Instructions for the task -> Copy every line that contains the string "color" from the entries below.

:: Records for this task ::

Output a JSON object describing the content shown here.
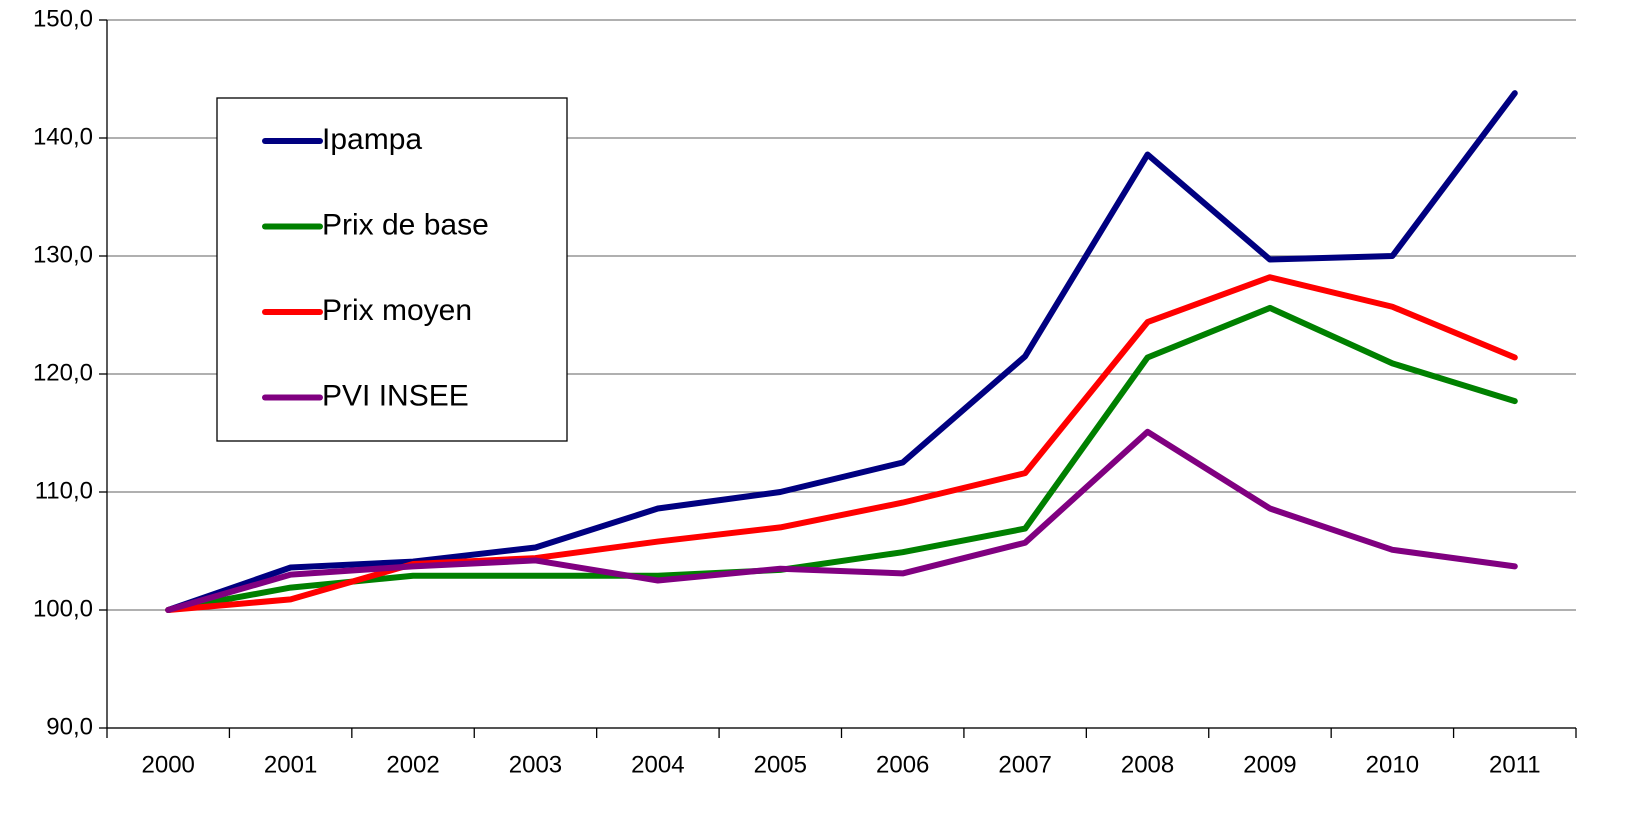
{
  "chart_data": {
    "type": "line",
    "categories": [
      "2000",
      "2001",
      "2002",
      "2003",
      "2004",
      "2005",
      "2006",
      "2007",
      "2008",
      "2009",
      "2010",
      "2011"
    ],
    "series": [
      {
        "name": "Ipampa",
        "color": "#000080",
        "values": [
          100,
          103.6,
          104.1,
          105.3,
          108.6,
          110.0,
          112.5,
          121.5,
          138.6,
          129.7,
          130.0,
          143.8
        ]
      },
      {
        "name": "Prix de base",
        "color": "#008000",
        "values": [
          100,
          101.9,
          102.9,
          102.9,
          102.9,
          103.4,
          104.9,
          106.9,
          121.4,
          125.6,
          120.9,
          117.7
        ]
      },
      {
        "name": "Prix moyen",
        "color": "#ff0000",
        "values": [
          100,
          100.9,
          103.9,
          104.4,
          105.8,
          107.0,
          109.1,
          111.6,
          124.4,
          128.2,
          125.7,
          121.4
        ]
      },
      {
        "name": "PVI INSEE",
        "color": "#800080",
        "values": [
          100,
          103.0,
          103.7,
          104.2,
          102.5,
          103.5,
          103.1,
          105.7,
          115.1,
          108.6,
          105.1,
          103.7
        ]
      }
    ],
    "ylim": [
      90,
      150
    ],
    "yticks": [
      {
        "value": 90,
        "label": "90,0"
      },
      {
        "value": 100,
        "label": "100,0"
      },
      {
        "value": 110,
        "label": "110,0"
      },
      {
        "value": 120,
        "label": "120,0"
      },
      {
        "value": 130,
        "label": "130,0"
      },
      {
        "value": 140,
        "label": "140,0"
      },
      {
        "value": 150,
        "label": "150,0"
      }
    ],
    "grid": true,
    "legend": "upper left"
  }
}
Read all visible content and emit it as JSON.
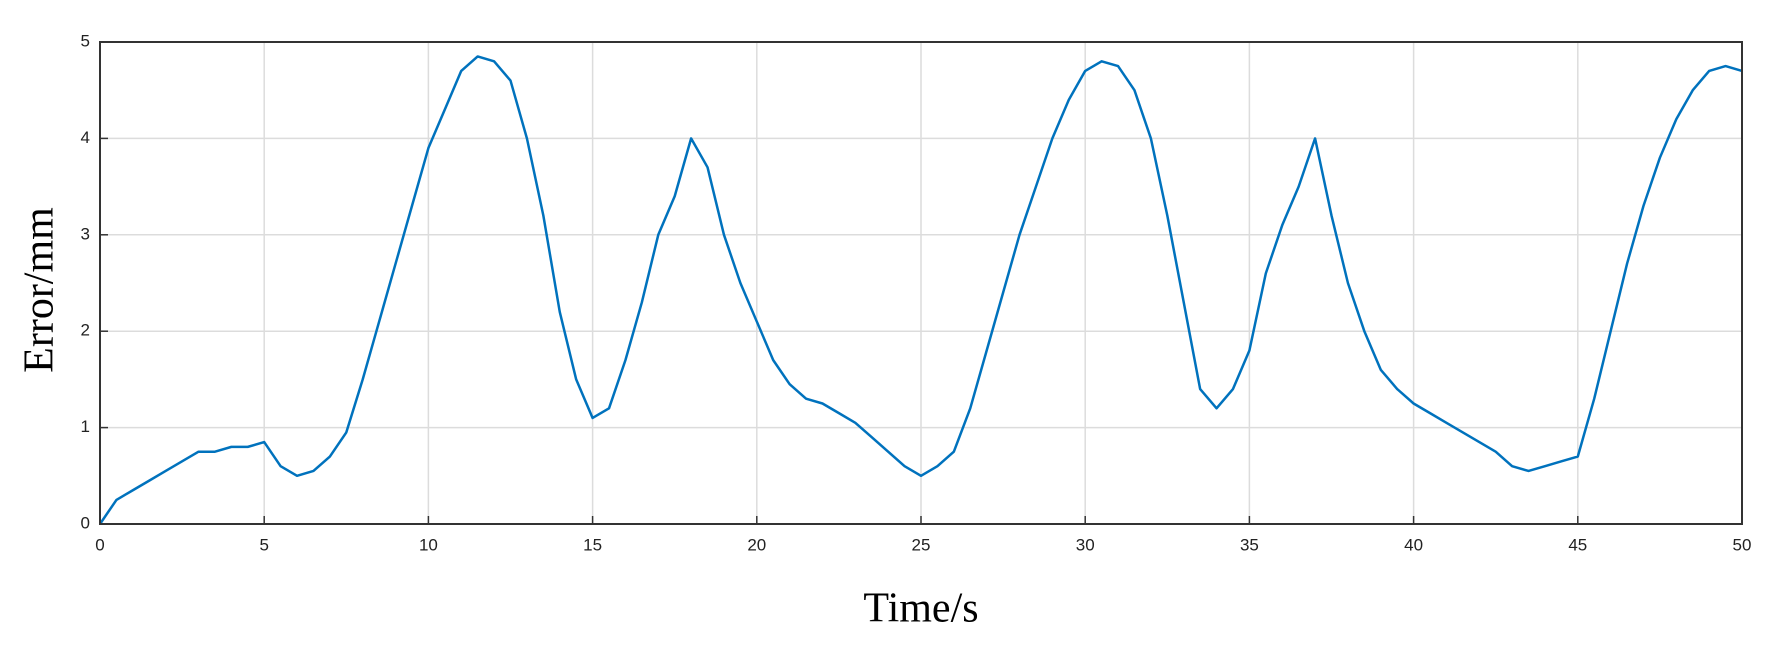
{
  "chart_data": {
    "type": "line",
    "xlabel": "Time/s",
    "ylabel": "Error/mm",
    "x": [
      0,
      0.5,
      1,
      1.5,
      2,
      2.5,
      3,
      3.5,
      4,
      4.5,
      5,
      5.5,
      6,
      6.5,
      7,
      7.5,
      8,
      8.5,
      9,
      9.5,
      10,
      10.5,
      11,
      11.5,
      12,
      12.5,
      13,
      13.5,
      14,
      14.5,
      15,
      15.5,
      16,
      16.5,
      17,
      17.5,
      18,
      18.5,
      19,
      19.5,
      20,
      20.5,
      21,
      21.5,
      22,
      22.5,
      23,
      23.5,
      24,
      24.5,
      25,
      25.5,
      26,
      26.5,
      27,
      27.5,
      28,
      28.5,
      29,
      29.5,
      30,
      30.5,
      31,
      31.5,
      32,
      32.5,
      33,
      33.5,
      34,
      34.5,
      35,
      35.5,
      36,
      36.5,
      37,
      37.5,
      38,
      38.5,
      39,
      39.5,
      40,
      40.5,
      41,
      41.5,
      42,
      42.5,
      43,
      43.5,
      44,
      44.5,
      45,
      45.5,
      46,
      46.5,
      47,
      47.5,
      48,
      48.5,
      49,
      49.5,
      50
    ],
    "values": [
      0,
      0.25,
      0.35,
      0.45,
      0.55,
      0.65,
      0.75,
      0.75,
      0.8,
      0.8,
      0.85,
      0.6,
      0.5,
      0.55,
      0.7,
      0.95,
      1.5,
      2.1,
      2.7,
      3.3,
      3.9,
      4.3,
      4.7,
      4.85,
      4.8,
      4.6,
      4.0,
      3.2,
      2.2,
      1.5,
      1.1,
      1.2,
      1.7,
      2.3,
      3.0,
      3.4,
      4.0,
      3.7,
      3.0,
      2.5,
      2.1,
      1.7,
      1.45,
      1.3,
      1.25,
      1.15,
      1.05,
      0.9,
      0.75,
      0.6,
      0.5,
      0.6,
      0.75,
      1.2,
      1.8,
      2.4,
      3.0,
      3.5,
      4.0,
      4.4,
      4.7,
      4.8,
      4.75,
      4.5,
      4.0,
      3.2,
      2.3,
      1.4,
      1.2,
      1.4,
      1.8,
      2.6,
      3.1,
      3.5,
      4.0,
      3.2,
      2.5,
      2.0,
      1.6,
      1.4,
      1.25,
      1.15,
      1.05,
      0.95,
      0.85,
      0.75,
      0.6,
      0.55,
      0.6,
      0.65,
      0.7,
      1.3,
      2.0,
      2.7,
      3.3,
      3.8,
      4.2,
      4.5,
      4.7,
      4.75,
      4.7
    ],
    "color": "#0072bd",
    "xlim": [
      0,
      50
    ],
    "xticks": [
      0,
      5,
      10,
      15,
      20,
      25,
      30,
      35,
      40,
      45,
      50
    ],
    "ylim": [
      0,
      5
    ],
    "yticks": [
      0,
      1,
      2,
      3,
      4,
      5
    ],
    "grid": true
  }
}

:::
:: Records for this task ::

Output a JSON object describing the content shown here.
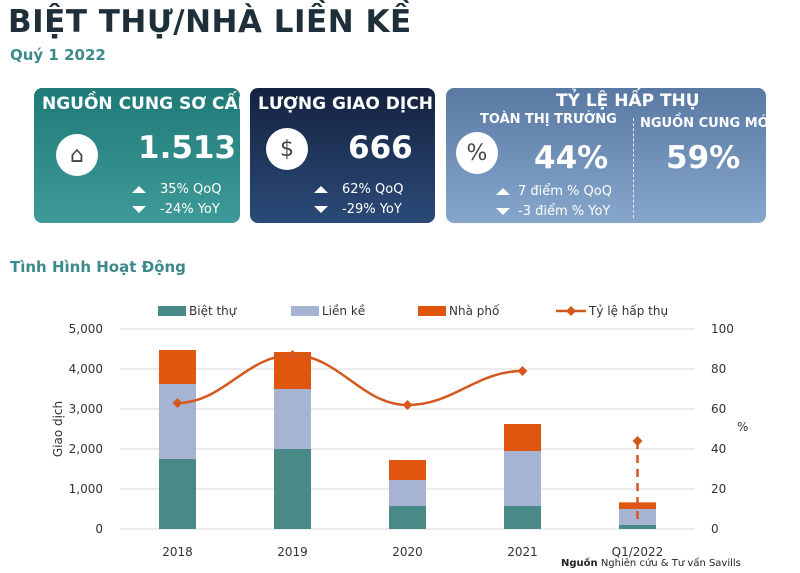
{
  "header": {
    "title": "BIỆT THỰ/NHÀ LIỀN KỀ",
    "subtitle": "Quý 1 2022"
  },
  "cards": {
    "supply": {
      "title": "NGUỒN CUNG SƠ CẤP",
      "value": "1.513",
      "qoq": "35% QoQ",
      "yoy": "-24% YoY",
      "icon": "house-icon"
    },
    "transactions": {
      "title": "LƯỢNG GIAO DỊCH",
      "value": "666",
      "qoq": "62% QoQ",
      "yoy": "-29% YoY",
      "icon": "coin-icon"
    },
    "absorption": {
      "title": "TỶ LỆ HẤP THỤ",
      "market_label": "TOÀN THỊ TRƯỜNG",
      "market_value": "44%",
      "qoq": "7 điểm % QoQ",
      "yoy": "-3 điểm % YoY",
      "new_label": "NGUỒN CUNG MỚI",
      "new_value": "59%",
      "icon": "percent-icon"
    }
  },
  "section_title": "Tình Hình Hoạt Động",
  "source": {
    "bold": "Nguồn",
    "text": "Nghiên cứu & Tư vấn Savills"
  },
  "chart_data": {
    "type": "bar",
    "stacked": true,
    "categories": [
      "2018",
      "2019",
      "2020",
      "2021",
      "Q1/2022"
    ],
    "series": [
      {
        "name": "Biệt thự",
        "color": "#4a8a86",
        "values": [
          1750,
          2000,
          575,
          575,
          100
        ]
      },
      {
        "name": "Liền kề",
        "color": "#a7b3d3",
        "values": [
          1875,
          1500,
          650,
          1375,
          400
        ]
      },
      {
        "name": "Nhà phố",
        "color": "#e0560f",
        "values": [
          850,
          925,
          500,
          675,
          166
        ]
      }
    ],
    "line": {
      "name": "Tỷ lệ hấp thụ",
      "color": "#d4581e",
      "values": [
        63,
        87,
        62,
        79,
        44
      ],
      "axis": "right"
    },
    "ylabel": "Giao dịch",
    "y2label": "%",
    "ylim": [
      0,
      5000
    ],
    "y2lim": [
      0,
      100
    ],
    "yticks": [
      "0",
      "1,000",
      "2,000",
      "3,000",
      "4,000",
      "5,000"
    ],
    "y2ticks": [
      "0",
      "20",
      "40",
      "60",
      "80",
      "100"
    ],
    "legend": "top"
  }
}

:::

Expected answer ->
        "color": "#000080",
        "color": "#008000",
        "color": "#ff0000",
        "color": "#800080",
    "color": "#0072bd",
        "color": "#4a8a86",
        "color": "#a7b3d3",
        "color": "#e0560f",
      "color": "#d4581e",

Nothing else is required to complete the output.